> _Extracted information_

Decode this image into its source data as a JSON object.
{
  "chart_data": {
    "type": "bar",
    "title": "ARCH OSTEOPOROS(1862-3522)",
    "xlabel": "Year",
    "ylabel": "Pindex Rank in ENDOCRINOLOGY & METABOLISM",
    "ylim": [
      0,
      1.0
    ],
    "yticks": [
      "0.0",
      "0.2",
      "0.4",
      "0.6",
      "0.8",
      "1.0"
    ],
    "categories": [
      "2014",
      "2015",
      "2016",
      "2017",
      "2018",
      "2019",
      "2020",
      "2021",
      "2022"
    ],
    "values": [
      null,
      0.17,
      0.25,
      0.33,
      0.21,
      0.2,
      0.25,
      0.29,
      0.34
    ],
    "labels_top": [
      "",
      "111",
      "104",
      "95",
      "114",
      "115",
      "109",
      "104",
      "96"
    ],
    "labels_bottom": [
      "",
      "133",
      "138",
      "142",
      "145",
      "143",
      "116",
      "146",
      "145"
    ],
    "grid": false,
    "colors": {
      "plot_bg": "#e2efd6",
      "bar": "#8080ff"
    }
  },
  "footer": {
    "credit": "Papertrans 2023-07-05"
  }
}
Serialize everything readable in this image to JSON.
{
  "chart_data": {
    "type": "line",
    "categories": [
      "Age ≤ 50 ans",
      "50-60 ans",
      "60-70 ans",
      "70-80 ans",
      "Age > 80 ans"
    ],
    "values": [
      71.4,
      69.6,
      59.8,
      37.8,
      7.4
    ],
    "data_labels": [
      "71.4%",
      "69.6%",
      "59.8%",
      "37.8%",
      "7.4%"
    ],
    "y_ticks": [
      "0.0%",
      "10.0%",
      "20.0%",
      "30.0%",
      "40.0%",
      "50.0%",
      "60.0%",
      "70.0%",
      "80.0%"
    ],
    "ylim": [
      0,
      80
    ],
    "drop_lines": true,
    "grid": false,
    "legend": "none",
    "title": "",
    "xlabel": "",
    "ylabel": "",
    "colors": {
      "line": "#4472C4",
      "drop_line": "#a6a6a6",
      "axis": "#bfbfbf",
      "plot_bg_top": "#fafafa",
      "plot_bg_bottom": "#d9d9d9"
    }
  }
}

> _Exercise requirements_
Write out the full listing exactly as given.

> _Written answer_
Decode this image into its source data as a JSON object.
{
  "chart_data": {
    "type": "bar",
    "title": "ARCH OSTEOPOROS(1862-3522)",
    "xlabel": "Year",
    "ylabel": "Pindex Rank in ENDOCRINOLOGY & METABOLISM",
    "ylim": [
      0,
      1.0
    ],
    "yticks": [
      "0.0",
      "0.2",
      "0.4",
      "0.6",
      "0.8",
      "1.0"
    ],
    "categories": [
      "2014",
      "2015",
      "2016",
      "2017",
      "2018",
      "2019",
      "2020",
      "2021",
      "2022"
    ],
    "values": [
      null,
      0.17,
      0.25,
      0.33,
      0.21,
      0.2,
      0.25,
      0.29,
      0.34
    ],
    "labels_top": [
      "",
      "111",
      "104",
      "95",
      "114",
      "115",
      "109",
      "104",
      "96"
    ],
    "labels_bottom": [
      "",
      "133",
      "138",
      "142",
      "145",
      "143",
      "116",
      "146",
      "145"
    ],
    "grid": false,
    "colors": {
      "plot_bg": "#e2efd6",
      "bar": "#8080ff"
    }
  },
  "footer": {
    "credit": "Papertrans 2023-07-05"
  }
}
Serialize everything readable in this image to JSON.
{
  "chart_data": {
    "type": "line",
    "categories": [
      "Age ≤ 50 ans",
      "50-60 ans",
      "60-70 ans",
      "70-80 ans",
      "Age > 80 ans"
    ],
    "values": [
      71.4,
      69.6,
      59.8,
      37.8,
      7.4
    ],
    "data_labels": [
      "71.4%",
      "69.6%",
      "59.8%",
      "37.8%",
      "7.4%"
    ],
    "y_ticks": [
      "0.0%",
      "10.0%",
      "20.0%",
      "30.0%",
      "40.0%",
      "50.0%",
      "60.0%",
      "70.0%",
      "80.0%"
    ],
    "ylim": [
      0,
      80
    ],
    "drop_lines": true,
    "grid": false,
    "legend": "none",
    "title": "",
    "xlabel": "",
    "ylabel": "",
    "colors": {
      "line": "#4472C4",
      "drop_line": "#a6a6a6",
      "axis": "#bfbfbf",
      "plot_bg_top": "#fafafa",
      "plot_bg_bottom": "#d9d9d9"
    }
  }
}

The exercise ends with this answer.